== AIM OF THE TASK ==
Go through the listing and copy every line word for word.

**** TASK DATA ****

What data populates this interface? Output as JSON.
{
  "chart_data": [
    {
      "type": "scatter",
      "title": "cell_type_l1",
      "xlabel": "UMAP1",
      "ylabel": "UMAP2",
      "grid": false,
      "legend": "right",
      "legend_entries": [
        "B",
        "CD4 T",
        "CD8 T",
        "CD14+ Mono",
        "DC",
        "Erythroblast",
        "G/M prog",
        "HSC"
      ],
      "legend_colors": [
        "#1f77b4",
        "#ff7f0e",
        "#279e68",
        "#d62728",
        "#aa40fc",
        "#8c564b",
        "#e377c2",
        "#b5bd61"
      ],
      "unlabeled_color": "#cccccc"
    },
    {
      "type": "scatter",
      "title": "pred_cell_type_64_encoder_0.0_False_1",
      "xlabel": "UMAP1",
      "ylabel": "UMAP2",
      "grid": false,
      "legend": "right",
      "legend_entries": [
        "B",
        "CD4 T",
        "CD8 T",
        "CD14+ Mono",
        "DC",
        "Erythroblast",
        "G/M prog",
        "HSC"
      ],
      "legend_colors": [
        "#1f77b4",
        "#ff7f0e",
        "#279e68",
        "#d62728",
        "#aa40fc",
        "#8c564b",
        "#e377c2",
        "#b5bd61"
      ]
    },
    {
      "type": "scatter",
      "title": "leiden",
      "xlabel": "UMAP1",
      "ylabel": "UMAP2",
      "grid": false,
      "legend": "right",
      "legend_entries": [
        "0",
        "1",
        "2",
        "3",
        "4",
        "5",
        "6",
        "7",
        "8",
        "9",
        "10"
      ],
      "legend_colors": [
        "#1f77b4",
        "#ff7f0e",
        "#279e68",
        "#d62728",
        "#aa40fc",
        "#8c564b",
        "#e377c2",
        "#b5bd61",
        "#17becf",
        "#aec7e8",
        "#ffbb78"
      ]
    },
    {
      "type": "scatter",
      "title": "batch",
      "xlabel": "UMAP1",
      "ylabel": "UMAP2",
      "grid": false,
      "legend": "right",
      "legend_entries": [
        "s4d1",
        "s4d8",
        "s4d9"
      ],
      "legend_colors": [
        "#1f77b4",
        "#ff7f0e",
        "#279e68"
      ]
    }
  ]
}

****

== SOLUTION ==
What data populates this interface? Output as JSON.
{
  "chart_data": [
    {
      "type": "scatter",
      "title": "cell_type_l1",
      "xlabel": "UMAP1",
      "ylabel": "UMAP2",
      "grid": false,
      "legend": "right",
      "legend_entries": [
        "B",
        "CD4 T",
        "CD8 T",
        "CD14+ Mono",
        "DC",
        "Erythroblast",
        "G/M prog",
        "HSC"
      ],
      "legend_colors": [
        "#1f77b4",
        "#ff7f0e",
        "#279e68",
        "#d62728",
        "#aa40fc",
        "#8c564b",
        "#e377c2",
        "#b5bd61"
      ],
      "unlabeled_color": "#cccccc"
    },
    {
      "type": "scatter",
      "title": "pred_cell_type_64_encoder_0.0_False_1",
      "xlabel": "UMAP1",
      "ylabel": "UMAP2",
      "grid": false,
      "legend": "right",
      "legend_entries": [
        "B",
        "CD4 T",
        "CD8 T",
        "CD14+ Mono",
        "DC",
        "Erythroblast",
        "G/M prog",
        "HSC"
      ],
      "legend_colors": [
        "#1f77b4",
        "#ff7f0e",
        "#279e68",
        "#d62728",
        "#aa40fc",
        "#8c564b",
        "#e377c2",
        "#b5bd61"
      ]
    },
    {
      "type": "scatter",
      "title": "leiden",
      "xlabel": "UMAP1",
      "ylabel": "UMAP2",
      "grid": false,
      "legend": "right",
      "legend_entries": [
        "0",
        "1",
        "2",
        "3",
        "4",
        "5",
        "6",
        "7",
        "8",
        "9",
        "10"
      ],
      "legend_colors": [
        "#1f77b4",
        "#ff7f0e",
        "#279e68",
        "#d62728",
        "#aa40fc",
        "#8c564b",
        "#e377c2",
        "#b5bd61",
        "#17becf",
        "#aec7e8",
        "#ffbb78"
      ]
    },
    {
      "type": "scatter",
      "title": "batch",
      "xlabel": "UMAP1",
      "ylabel": "UMAP2",
      "grid": false,
      "legend": "right",
      "legend_entries": [
        "s4d1",
        "s4d8",
        "s4d9"
      ],
      "legend_colors": [
        "#1f77b4",
        "#ff7f0e",
        "#279e68"
      ]
    }
  ]
}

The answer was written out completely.